Set problem: Restate the complete material exactly.

Dataset extract:
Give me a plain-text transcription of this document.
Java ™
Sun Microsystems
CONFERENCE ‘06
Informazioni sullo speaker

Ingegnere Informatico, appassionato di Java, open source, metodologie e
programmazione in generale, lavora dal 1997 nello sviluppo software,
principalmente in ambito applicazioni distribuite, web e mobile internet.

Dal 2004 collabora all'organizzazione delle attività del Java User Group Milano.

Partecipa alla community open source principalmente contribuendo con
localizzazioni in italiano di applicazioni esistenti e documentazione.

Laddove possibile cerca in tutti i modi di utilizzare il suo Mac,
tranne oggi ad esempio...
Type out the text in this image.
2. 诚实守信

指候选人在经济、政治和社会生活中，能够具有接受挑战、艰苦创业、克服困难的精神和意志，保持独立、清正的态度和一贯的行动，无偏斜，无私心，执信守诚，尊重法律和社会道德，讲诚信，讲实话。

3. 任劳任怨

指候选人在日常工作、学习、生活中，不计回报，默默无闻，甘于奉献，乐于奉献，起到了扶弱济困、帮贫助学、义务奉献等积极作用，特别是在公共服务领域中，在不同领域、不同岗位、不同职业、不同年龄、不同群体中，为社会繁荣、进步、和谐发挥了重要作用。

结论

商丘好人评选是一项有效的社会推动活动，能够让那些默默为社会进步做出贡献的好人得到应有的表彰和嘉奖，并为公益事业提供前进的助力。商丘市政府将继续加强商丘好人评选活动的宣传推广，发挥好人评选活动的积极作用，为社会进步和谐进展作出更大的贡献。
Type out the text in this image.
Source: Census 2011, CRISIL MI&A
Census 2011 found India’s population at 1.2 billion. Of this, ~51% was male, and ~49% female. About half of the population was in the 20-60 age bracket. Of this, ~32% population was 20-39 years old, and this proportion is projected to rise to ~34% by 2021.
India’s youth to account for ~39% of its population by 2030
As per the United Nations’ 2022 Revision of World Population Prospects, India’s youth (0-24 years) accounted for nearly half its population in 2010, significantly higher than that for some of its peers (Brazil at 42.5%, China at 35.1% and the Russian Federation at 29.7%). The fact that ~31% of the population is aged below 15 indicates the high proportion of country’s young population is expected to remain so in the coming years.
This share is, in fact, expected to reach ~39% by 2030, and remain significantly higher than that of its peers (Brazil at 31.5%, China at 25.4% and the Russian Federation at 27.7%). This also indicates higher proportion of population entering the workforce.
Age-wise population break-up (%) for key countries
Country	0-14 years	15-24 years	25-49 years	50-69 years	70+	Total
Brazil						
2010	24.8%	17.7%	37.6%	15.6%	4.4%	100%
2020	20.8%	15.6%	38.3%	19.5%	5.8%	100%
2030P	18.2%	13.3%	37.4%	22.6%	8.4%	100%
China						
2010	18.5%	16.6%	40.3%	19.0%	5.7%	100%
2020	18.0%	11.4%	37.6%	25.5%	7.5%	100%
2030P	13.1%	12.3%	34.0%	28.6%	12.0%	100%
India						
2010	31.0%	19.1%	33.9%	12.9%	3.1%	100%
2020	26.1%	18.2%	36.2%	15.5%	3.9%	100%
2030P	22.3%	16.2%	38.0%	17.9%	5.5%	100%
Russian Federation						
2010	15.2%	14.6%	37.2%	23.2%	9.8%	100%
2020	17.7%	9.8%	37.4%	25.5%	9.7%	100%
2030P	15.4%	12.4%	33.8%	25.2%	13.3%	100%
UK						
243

Result of this task:
Give me a plain-text transcription of this document.
Java ™
Sun Microsystems
CONFERENCE ‘06
Informazioni sullo speaker

Ingegnere Informatico, appassionato di Java, open source, metodologie e
programmazione in generale, lavora dal 1997 nello sviluppo software,
principalmente in ambito applicazioni distribuite, web e mobile internet.

Dal 2004 collabora all'organizzazione delle attività del Java User Group Milano.

Partecipa alla community open source principalmente contribuendo con
localizzazioni in italiano di applicazioni esistenti e documentazione.

Laddove possibile cerca in tutti i modi di utilizzare il suo Mac,
tranne oggi ad esempio...
Type out the text in this image.
2. 诚实守信

指候选人在经济、政治和社会生活中，能够具有接受挑战、艰苦创业、克服困难的精神和意志，保持独立、清正的态度和一贯的行动，无偏斜，无私心，执信守诚，尊重法律和社会道德，讲诚信，讲实话。

3. 任劳任怨

指候选人在日常工作、学习、生活中，不计回报，默默无闻，甘于奉献，乐于奉献，起到了扶弱济困、帮贫助学、义务奉献等积极作用，特别是在公共服务领域中，在不同领域、不同岗位、不同职业、不同年龄、不同群体中，为社会繁荣、进步、和谐发挥了重要作用。

结论

商丘好人评选是一项有效的社会推动活动，能够让那些默默为社会进步做出贡献的好人得到应有的表彰和嘉奖，并为公益事业提供前进的助力。商丘市政府将继续加强商丘好人评选活动的宣传推广，发挥好人评选活动的积极作用，为社会进步和谐进展作出更大的贡献。
Type out the text in this image.
Source: Census 2011, CRISIL MI&A
Census 2011 found India’s population at 1.2 billion. Of this, ~51% was male, and ~49% female. About half of the population was in the 20-60 age bracket. Of this, ~32% population was 20-39 years old, and this proportion is projected to rise to ~34% by 2021.
India’s youth to account for ~39% of its population by 2030
As per the United Nations’ 2022 Revision of World Population Prospects, India’s youth (0-24 years) accounted for nearly half its population in 2010, significantly higher than that for some of its peers (Brazil at 42.5%, China at 35.1% and the Russian Federation at 29.7%). The fact that ~31% of the population is aged below 15 indicates the high proportion of country’s young population is expected to remain so in the coming years.
This share is, in fact, expected to reach ~39% by 2030, and remain significantly higher than that of its peers (Brazil at 31.5%, China at 25.4% and the Russian Federation at 27.7%). This also indicates higher proportion of population entering the workforce.
Age-wise population break-up (%) for key countries
Country	0-14 years	15-24 years	25-49 years	50-69 years	70+	Total
Brazil						
2010	24.8%	17.7%	37.6%	15.6%	4.4%	100%
2020	20.8%	15.6%	38.3%	19.5%	5.8%	100%
2030P	18.2%	13.3%	37.4%	22.6%	8.4%	100%
China						
2010	18.5%	16.6%	40.3%	19.0%	5.7%	100%
2020	18.0%	11.4%	37.6%	25.5%	7.5%	100%
2030P	13.1%	12.3%	34.0%	28.6%	12.0%	100%
India						
2010	31.0%	19.1%	33.9%	12.9%	3.1%	100%
2020	26.1%	18.2%	36.2%	15.5%	3.9%	100%
2030P	22.3%	16.2%	38.0%	17.9%	5.5%	100%
Russian Federation						
2010	15.2%	14.6%	37.2%	23.2%	9.8%	100%
2020	17.7%	9.8%	37.4%	25.5%	9.7%	100%
2030P	15.4%	12.4%	33.8%	25.2%	13.3%	100%
UK						
243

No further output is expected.